Start Material for this exercise

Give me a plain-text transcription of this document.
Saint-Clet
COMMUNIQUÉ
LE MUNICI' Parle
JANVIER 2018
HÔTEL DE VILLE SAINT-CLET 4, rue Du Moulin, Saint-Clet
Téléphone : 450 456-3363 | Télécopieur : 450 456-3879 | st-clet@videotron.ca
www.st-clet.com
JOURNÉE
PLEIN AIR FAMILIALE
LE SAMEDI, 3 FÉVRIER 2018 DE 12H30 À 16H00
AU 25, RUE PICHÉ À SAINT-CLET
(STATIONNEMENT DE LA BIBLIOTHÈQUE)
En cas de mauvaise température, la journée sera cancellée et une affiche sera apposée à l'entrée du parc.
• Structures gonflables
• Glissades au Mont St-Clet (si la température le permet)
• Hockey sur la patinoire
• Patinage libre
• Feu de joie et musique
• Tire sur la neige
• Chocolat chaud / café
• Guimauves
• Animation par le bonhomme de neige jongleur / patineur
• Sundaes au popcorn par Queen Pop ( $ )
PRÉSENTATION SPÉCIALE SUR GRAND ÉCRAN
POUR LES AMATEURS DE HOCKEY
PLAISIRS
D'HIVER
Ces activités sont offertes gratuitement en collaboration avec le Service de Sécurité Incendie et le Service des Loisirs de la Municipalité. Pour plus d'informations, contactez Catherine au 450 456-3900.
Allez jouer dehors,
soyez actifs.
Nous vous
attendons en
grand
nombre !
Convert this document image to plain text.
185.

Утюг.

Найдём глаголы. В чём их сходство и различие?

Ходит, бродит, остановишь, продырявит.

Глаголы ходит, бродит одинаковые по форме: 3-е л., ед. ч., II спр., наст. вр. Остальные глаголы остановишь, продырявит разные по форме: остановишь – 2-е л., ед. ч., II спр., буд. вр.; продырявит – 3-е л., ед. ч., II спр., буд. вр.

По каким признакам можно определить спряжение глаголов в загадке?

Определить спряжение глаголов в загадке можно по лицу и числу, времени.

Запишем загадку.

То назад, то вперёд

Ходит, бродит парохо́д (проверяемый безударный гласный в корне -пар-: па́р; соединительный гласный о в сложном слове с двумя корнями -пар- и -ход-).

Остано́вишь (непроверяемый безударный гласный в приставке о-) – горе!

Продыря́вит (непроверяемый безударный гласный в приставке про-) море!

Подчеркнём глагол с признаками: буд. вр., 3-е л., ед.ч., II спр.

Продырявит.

End Material for this exercise

• Task brief:
The lines to reproduce run from the one that contains "Convert this document image to plain text." through the last line above; copy them exactly.

• The response:
Convert this document image to plain text.
185.

Утюг.

Найдём глаголы. В чём их сходство и различие?

Ходит, бродит, остановишь, продырявит.

Глаголы ходит, бродит одинаковые по форме: 3-е л., ед. ч., II спр., наст. вр. Остальные глаголы остановишь, продырявит разные по форме: остановишь – 2-е л., ед. ч., II спр., буд. вр.; продырявит – 3-е л., ед. ч., II спр., буд. вр.

По каким признакам можно определить спряжение глаголов в загадке?

Определить спряжение глаголов в загадке можно по лицу и числу, времени.

Запишем загадку.

То назад, то вперёд

Ходит, бродит парохо́д (проверяемый безударный гласный в корне -пар-: па́р; соединительный гласный о в сложном слове с двумя корнями -пар- и -ход-).

Остано́вишь (непроверяемый безударный гласный в приставке о-) – горе!

Продыря́вит (непроверяемый безударный гласный в приставке про-) море!

Подчеркнём глагол с признаками: буд. вр., 3-е л., ед.ч., II спр.

Продырявит.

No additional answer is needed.